Task instructions => Go through the records and show each line where the word "structured" occurs.

(Saved data entries)
--- begin ---

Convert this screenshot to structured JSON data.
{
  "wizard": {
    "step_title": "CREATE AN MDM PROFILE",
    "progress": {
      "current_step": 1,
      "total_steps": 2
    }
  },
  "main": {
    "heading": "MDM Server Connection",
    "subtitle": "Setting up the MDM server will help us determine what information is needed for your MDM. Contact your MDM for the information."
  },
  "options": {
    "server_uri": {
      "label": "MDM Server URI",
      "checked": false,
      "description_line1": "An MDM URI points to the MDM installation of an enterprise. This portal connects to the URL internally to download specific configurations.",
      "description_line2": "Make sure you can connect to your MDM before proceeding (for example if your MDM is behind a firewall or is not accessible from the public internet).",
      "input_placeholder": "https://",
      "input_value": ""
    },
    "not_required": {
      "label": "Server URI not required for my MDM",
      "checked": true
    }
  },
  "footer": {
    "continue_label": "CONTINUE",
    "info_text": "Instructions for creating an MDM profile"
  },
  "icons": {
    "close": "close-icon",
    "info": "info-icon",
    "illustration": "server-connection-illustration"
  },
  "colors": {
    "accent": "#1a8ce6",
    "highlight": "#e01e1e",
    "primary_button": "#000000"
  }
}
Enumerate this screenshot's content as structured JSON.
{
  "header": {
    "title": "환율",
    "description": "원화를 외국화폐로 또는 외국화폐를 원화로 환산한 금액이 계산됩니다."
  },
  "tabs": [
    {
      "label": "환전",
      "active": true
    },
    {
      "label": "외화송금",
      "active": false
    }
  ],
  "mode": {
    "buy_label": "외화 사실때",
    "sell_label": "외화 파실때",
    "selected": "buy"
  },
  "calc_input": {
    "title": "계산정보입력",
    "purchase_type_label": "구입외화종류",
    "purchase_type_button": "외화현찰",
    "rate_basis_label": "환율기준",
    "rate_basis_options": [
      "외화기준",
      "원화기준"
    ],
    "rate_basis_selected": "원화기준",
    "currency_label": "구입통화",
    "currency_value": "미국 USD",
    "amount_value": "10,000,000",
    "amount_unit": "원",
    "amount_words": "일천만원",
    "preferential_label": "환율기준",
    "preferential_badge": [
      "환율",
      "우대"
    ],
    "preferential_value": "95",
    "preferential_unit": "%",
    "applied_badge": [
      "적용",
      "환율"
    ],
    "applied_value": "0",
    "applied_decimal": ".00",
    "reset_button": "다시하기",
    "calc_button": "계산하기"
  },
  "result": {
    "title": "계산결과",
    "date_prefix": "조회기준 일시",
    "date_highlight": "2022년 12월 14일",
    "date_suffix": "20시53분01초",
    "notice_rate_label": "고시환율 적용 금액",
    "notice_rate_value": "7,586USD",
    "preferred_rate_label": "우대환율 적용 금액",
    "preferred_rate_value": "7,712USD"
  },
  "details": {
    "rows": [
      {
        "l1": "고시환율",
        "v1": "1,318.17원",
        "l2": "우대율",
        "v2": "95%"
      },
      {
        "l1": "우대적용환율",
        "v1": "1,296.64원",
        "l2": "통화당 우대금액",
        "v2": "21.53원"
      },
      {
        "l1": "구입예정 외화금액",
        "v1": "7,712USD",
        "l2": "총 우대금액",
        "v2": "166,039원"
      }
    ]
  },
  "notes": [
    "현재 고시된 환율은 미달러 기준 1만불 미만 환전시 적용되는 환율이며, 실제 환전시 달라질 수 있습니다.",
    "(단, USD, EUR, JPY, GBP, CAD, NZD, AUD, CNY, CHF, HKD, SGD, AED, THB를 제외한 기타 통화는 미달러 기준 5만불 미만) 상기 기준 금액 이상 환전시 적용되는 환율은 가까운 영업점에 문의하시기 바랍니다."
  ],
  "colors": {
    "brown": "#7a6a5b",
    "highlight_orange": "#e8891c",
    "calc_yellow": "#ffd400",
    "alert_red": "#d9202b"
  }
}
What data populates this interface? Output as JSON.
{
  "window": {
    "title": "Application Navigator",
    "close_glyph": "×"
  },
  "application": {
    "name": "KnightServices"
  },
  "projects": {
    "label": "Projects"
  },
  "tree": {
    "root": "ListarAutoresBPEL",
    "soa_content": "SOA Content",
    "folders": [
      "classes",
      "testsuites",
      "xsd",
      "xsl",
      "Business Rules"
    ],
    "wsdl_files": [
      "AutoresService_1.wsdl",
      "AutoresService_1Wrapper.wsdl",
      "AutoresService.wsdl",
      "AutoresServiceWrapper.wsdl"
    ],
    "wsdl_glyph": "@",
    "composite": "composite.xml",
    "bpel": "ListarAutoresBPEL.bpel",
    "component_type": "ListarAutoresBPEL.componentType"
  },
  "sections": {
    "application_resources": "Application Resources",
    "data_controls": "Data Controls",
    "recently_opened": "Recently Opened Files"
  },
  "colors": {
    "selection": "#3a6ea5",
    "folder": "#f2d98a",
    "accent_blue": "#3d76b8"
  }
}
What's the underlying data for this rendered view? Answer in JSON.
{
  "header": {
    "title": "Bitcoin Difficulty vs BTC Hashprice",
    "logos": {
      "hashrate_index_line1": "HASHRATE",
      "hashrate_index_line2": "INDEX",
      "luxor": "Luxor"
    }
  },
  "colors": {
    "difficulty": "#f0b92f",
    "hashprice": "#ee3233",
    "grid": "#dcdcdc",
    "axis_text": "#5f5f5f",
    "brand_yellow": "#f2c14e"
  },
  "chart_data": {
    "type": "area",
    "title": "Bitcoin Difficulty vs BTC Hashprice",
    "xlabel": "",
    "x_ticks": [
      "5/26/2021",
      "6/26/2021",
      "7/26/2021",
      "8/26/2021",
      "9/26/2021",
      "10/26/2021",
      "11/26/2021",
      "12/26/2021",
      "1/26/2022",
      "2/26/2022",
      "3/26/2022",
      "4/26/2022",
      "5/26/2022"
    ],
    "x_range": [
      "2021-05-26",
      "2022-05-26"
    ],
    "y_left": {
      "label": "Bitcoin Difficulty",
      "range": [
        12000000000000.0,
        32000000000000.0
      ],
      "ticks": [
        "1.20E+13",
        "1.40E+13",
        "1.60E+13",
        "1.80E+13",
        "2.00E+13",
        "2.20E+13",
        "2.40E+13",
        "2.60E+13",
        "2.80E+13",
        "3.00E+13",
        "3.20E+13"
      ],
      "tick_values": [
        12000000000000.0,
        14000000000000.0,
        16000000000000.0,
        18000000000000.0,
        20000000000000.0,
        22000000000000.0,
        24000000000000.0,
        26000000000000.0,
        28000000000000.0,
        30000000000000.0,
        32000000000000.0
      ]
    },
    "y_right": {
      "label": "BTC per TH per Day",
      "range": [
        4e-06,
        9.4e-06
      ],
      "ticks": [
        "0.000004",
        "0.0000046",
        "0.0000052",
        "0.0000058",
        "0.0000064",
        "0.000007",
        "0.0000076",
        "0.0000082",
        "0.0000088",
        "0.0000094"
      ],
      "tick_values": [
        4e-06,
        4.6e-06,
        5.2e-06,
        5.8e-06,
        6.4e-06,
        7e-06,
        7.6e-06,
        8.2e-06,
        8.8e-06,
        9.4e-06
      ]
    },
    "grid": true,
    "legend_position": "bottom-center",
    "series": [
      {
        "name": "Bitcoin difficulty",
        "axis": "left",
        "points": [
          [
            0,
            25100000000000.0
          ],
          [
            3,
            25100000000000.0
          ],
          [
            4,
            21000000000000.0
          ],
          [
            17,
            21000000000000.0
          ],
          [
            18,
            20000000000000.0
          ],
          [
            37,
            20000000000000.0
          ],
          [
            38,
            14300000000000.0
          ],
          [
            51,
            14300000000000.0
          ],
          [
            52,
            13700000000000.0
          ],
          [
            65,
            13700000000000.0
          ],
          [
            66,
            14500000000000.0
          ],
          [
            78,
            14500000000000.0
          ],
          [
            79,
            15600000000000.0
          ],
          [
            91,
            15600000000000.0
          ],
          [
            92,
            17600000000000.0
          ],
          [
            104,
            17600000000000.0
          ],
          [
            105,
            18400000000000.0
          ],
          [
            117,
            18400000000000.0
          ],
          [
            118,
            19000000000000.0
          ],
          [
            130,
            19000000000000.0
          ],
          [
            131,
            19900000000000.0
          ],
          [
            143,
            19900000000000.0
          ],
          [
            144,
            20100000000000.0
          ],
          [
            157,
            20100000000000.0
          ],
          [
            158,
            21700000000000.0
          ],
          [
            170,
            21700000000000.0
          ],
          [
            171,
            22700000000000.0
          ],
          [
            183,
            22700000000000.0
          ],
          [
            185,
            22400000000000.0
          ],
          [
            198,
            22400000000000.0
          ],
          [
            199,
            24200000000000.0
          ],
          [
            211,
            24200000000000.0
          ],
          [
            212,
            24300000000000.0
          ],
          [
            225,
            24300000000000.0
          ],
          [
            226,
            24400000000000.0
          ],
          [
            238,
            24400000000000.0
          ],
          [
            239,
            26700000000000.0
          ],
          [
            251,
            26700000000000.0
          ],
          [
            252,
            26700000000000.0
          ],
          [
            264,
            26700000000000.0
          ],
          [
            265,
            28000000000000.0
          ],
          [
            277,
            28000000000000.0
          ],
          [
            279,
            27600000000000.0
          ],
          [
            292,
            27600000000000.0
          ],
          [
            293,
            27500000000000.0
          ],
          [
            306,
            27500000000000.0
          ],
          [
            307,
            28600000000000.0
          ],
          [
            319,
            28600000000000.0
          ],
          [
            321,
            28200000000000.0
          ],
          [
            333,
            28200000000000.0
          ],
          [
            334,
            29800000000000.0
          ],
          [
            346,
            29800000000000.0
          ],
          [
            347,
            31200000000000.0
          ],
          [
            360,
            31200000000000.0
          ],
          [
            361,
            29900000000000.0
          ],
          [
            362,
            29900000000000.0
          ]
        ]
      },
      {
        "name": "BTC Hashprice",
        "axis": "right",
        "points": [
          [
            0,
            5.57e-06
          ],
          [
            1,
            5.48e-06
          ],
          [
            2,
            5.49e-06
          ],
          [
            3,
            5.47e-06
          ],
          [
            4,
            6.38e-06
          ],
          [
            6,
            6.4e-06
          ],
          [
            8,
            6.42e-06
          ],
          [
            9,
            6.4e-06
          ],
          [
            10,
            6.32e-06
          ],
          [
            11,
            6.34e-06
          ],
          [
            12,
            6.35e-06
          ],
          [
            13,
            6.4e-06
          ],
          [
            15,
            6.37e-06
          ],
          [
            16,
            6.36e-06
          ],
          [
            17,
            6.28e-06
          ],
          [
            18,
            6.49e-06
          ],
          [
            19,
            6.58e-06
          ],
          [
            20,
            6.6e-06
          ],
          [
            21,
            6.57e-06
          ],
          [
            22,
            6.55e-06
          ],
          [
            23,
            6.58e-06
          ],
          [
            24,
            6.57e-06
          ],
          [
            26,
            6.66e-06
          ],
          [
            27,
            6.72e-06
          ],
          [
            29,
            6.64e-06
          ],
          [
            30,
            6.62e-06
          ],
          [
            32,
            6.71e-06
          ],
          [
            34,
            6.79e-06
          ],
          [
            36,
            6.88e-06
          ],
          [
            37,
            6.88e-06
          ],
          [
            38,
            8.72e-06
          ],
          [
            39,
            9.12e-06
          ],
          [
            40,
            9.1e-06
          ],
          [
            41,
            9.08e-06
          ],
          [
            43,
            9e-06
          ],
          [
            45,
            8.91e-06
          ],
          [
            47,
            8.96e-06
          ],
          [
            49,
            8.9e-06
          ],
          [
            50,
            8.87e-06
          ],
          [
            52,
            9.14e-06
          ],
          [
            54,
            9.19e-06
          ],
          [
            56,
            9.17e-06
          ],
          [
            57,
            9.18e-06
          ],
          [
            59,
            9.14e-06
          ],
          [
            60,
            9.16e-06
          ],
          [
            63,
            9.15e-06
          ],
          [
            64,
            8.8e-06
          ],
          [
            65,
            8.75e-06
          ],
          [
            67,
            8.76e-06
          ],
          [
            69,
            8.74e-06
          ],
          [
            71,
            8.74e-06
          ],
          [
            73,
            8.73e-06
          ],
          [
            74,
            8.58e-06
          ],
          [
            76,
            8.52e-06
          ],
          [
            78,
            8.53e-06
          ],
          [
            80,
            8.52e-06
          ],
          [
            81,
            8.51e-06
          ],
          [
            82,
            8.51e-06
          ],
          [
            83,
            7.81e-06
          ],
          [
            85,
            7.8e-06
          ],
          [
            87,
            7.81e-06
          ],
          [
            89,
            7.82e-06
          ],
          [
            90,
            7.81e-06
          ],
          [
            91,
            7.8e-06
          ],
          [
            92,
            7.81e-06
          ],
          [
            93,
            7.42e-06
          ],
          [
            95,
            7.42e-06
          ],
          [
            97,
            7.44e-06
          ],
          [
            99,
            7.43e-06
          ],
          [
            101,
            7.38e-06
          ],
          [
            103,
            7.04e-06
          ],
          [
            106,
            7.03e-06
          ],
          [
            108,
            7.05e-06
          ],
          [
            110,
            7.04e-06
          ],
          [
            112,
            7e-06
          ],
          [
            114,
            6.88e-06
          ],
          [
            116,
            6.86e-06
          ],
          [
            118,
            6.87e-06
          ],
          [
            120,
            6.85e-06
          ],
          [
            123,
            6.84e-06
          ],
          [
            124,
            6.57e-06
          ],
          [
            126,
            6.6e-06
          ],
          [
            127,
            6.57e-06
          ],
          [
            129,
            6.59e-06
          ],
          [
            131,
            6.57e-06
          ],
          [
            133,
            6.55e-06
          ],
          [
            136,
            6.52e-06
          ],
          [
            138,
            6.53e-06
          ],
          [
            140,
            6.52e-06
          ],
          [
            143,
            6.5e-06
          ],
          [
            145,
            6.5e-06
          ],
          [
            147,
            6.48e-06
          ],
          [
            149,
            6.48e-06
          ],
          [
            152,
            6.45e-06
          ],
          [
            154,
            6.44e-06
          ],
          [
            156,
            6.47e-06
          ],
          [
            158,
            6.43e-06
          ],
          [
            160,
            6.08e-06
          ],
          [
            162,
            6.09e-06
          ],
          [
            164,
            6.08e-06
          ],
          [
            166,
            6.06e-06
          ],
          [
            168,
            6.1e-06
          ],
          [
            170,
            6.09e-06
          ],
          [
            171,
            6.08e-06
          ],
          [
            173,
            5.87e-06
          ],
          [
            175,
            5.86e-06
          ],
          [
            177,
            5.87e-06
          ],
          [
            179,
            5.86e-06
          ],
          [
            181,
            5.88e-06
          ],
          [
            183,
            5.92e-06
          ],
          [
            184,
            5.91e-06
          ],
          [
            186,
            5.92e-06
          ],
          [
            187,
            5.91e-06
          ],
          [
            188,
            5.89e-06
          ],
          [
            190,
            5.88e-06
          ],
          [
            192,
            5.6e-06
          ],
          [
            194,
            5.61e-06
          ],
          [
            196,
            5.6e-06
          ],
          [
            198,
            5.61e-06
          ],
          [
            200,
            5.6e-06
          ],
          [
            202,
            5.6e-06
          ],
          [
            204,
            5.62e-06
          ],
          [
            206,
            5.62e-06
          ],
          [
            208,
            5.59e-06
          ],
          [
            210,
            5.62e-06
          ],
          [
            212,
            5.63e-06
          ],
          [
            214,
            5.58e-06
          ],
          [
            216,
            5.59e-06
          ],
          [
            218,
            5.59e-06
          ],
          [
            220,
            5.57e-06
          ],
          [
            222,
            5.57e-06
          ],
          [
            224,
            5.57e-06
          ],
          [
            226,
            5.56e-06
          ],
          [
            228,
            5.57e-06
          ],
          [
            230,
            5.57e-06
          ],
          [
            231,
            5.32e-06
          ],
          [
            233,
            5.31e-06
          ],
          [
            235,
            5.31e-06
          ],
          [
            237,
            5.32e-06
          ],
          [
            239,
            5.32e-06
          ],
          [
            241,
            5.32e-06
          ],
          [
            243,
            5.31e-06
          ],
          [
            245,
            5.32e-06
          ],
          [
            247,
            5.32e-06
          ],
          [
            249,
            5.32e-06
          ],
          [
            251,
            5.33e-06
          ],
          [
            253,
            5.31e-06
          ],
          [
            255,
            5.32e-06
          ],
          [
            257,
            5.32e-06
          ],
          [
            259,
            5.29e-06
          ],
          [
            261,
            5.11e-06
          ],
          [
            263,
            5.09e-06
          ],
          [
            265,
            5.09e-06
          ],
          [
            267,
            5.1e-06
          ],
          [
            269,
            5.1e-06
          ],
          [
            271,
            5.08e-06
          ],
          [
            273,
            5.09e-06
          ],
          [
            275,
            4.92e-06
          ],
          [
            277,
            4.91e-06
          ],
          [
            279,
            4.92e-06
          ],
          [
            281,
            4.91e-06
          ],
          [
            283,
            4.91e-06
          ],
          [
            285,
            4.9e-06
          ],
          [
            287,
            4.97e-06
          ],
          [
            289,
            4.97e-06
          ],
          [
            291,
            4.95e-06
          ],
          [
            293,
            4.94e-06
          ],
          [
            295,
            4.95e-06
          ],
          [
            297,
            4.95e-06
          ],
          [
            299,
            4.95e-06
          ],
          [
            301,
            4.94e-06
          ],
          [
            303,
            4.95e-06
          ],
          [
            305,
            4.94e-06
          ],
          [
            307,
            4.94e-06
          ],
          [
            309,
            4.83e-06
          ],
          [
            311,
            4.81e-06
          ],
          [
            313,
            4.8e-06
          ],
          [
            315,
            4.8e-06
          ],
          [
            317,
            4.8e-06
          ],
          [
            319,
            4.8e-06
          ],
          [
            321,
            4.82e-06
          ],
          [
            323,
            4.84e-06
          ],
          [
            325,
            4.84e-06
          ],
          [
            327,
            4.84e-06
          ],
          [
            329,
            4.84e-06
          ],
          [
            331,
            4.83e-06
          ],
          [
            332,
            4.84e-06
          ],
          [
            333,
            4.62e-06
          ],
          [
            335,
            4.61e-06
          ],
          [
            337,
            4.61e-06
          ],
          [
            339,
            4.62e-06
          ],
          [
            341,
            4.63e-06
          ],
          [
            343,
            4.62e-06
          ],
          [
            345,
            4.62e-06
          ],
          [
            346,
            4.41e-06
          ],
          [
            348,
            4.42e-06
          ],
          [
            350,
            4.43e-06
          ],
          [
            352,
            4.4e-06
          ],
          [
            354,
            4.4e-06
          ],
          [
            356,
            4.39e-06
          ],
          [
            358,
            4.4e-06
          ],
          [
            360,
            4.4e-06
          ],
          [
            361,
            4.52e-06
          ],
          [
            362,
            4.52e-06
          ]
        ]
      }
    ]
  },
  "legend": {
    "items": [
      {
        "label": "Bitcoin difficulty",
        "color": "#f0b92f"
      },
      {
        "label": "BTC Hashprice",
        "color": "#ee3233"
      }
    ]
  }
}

--- end ---

Task result =>
Convert this screenshot to structured JSON data.
Enumerate this screenshot's content as structured JSON.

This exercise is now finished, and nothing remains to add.